------ PROVIDED INFORMATION

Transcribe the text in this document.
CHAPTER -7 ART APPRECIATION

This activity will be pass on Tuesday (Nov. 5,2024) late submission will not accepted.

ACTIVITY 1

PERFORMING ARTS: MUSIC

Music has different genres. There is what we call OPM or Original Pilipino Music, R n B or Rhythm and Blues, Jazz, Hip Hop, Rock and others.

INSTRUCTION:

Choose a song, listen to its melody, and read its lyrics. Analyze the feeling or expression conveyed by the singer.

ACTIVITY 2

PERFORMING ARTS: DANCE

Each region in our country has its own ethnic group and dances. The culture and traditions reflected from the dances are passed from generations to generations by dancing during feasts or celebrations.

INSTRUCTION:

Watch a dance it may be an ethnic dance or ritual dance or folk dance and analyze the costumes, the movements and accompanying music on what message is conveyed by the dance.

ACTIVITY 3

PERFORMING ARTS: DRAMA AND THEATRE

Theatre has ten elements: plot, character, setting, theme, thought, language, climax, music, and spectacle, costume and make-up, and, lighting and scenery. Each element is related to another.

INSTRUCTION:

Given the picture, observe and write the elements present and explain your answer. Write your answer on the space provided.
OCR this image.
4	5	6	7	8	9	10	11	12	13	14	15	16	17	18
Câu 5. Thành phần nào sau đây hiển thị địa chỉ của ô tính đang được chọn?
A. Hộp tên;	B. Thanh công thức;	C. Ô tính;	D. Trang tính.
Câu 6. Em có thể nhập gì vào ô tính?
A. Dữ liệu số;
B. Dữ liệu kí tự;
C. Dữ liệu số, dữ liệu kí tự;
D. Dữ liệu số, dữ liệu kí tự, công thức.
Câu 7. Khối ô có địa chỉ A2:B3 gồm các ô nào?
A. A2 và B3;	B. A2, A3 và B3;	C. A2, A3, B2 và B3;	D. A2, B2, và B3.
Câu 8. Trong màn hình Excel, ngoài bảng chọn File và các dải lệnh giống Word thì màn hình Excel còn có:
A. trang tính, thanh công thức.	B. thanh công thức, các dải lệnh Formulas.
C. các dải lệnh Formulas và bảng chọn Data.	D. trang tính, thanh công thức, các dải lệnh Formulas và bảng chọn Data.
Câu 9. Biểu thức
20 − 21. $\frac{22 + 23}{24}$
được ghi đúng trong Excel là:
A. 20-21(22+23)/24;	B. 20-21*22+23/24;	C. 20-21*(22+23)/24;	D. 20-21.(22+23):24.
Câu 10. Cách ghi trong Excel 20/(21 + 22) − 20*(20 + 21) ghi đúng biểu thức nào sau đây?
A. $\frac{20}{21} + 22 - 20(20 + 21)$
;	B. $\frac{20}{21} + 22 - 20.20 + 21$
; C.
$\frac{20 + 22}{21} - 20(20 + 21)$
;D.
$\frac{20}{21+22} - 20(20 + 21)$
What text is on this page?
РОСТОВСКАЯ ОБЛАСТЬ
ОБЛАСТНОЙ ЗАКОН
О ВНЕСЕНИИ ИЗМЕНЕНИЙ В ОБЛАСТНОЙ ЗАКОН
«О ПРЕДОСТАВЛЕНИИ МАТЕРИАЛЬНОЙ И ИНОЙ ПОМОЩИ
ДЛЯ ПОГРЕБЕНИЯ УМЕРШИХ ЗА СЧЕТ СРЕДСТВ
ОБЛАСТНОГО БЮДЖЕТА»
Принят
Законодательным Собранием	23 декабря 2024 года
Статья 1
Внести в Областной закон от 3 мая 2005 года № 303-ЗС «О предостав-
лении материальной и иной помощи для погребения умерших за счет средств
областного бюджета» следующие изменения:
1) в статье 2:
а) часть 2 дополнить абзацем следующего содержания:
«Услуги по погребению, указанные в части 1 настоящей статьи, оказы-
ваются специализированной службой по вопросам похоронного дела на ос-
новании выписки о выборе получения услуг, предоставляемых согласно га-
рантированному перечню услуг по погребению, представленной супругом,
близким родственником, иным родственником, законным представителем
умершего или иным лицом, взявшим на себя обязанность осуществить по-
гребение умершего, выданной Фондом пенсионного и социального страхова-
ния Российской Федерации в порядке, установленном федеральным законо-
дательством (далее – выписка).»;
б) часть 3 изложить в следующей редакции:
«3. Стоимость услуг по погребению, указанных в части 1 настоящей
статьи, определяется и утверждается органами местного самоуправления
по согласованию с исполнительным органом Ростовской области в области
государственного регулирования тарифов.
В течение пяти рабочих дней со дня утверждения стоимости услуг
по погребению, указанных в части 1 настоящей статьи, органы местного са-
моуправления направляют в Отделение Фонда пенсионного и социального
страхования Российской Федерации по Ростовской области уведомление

------------

▶ [TASK OBJECTIVE] Copy all of the material word for word.

▶ [TASK SOLUTION]
Transcribe the text in this document.
CHAPTER -7 ART APPRECIATION

This activity will be pass on Tuesday (Nov. 5,2024) late submission will not accepted.

ACTIVITY 1

PERFORMING ARTS: MUSIC

Music has different genres. There is what we call OPM or Original Pilipino Music, R n B or Rhythm and Blues, Jazz, Hip Hop, Rock and others.

INSTRUCTION:

Choose a song, listen to its melody, and read its lyrics. Analyze the feeling or expression conveyed by the singer.

ACTIVITY 2

PERFORMING ARTS: DANCE

Each region in our country has its own ethnic group and dances. The culture and traditions reflected from the dances are passed from generations to generations by dancing during feasts or celebrations.

INSTRUCTION:

Watch a dance it may be an ethnic dance or ritual dance or folk dance and analyze the costumes, the movements and accompanying music on what message is conveyed by the dance.

ACTIVITY 3

PERFORMING ARTS: DRAMA AND THEATRE

Theatre has ten elements: plot, character, setting, theme, thought, language, climax, music, and spectacle, costume and make-up, and, lighting and scenery. Each element is related to another.

INSTRUCTION:

Given the picture, observe and write the elements present and explain your answer. Write your answer on the space provided.
OCR this image.
4	5	6	7	8	9	10	11	12	13	14	15	16	17	18
Câu 5. Thành phần nào sau đây hiển thị địa chỉ của ô tính đang được chọn?
A. Hộp tên;	B. Thanh công thức;	C. Ô tính;	D. Trang tính.
Câu 6. Em có thể nhập gì vào ô tính?
A. Dữ liệu số;
B. Dữ liệu kí tự;
C. Dữ liệu số, dữ liệu kí tự;
D. Dữ liệu số, dữ liệu kí tự, công thức.
Câu 7. Khối ô có địa chỉ A2:B3 gồm các ô nào?
A. A2 và B3;	B. A2, A3 và B3;	C. A2, A3, B2 và B3;	D. A2, B2, và B3.
Câu 8. Trong màn hình Excel, ngoài bảng chọn File và các dải lệnh giống Word thì màn hình Excel còn có:
A. trang tính, thanh công thức.	B. thanh công thức, các dải lệnh Formulas.
C. các dải lệnh Formulas và bảng chọn Data.	D. trang tính, thanh công thức, các dải lệnh Formulas và bảng chọn Data.
Câu 9. Biểu thức
20 − 21. $\frac{22 + 23}{24}$
được ghi đúng trong Excel là:
A. 20-21(22+23)/24;	B. 20-21*22+23/24;	C. 20-21*(22+23)/24;	D. 20-21.(22+23):24.
Câu 10. Cách ghi trong Excel 20/(21 + 22) − 20*(20 + 21) ghi đúng biểu thức nào sau đây?
A. $\frac{20}{21} + 22 - 20(20 + 21)$
;	B. $\frac{20}{21} + 22 - 20.20 + 21$
; C.
$\frac{20 + 22}{21} - 20(20 + 21)$
;D.
$\frac{20}{21+22} - 20(20 + 21)$
What text is on this page?
РОСТОВСКАЯ ОБЛАСТЬ
ОБЛАСТНОЙ ЗАКОН
О ВНЕСЕНИИ ИЗМЕНЕНИЙ В ОБЛАСТНОЙ ЗАКОН
«О ПРЕДОСТАВЛЕНИИ МАТЕРИАЛЬНОЙ И ИНОЙ ПОМОЩИ
ДЛЯ ПОГРЕБЕНИЯ УМЕРШИХ ЗА СЧЕТ СРЕДСТВ
ОБЛАСТНОГО БЮДЖЕТА»
Принят
Законодательным Собранием	23 декабря 2024 года
Статья 1
Внести в Областной закон от 3 мая 2005 года № 303-ЗС «О предостав-
лении материальной и иной помощи для погребения умерших за счет средств
областного бюджета» следующие изменения:
1) в статье 2:
а) часть 2 дополнить абзацем следующего содержания:
«Услуги по погребению, указанные в части 1 настоящей статьи, оказы-
ваются специализированной службой по вопросам похоронного дела на ос-
новании выписки о выборе получения услуг, предоставляемых согласно га-
рантированному перечню услуг по погребению, представленной супругом,
близким родственником, иным родственником, законным представителем
умершего или иным лицом, взявшим на себя обязанность осуществить по-
гребение умершего, выданной Фондом пенсионного и социального страхова-
ния Российской Федерации в порядке, установленном федеральным законо-
дательством (далее – выписка).»;
б) часть 3 изложить в следующей редакции:
«3. Стоимость услуг по погребению, указанных в части 1 настоящей
статьи, определяется и утверждается органами местного самоуправления
по согласованию с исполнительным органом Ростовской области в области
государственного регулирования тарифов.
В течение пяти рабочих дней со дня утверждения стоимости услуг
по погребению, указанных в части 1 настоящей статьи, органы местного са-
моуправления направляют в Отделение Фонда пенсионного и социального
страхования Российской Федерации по Ростовской области уведомление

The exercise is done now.